THE EXERCISE:
Each record below is to be copied word for word, with pictures removed.

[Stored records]
________

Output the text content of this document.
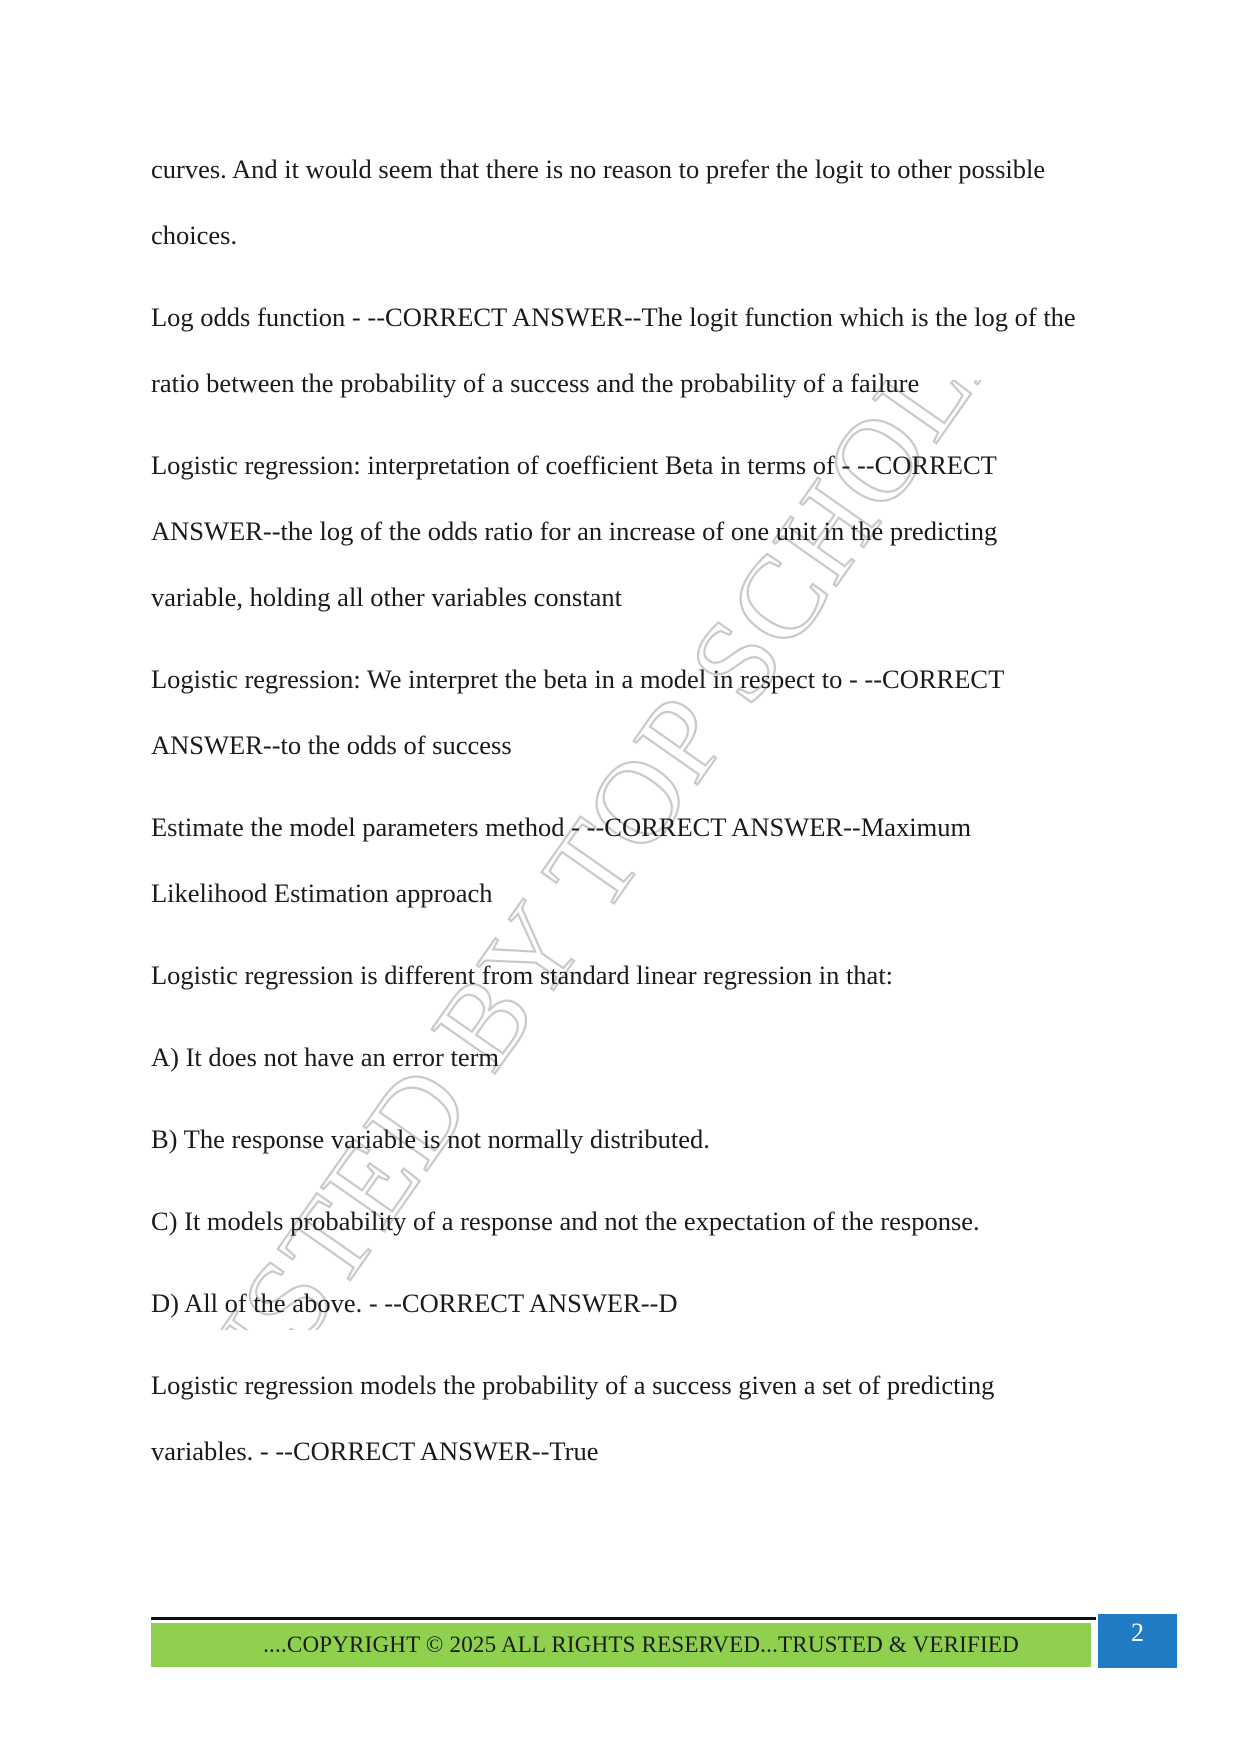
TRUSTED BY TOP SCHOLARS

curves. And it would seem that there is no reason to prefer the logit to other possible choices.

Log odds function - --CORRECT ANSWER--The logit function which is the log of the ratio between the probability of a success and the probability of a failure

Logistic regression: interpretation of coefficient Beta in terms of - --CORRECT ANSWER--the log of the odds ratio for an increase of one unit in the predicting variable, holding all other variables constant

Logistic regression: We interpret the beta in a model in respect to - --CORRECT ANSWER--to the odds of success

Estimate the model parameters method - --CORRECT ANSWER--Maximum Likelihood Estimation approach

Logistic regression is different from standard linear regression in that:

A) It does not have an error term

B) The response variable is not normally distributed.

C) It models probability of a response and not the expectation of the response.

D) All of the above. - --CORRECT ANSWER--D

Logistic regression models the probability of a success given a set of predicting variables. - --CORRECT ANSWER--True

....COPYRIGHT © 2025 ALL RIGHTS RESERVED...TRUSTED & VERIFIED	2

________

TASK OUTPUT:
Output the text content of this document.
TRUSTED BY TOP SCHOLARS

curves. And it would seem that there is no reason to prefer the logit to other possible choices.

Log odds function - --CORRECT ANSWER--The logit function which is the log of the ratio between the probability of a success and the probability of a failure

Logistic regression: interpretation of coefficient Beta in terms of - --CORRECT ANSWER--the log of the odds ratio for an increase of one unit in the predicting variable, holding all other variables constant

Logistic regression: We interpret the beta in a model in respect to - --CORRECT ANSWER--to the odds of success

Estimate the model parameters method - --CORRECT ANSWER--Maximum Likelihood Estimation approach

Logistic regression is different from standard linear regression in that:

A) It does not have an error term

B) The response variable is not normally distributed.

C) It models probability of a response and not the expectation of the response.

D) All of the above. - --CORRECT ANSWER--D

Logistic regression models the probability of a success given a set of predicting variables. - --CORRECT ANSWER--True

....COPYRIGHT © 2025 ALL RIGHTS RESERVED...TRUSTED & VERIFIED	2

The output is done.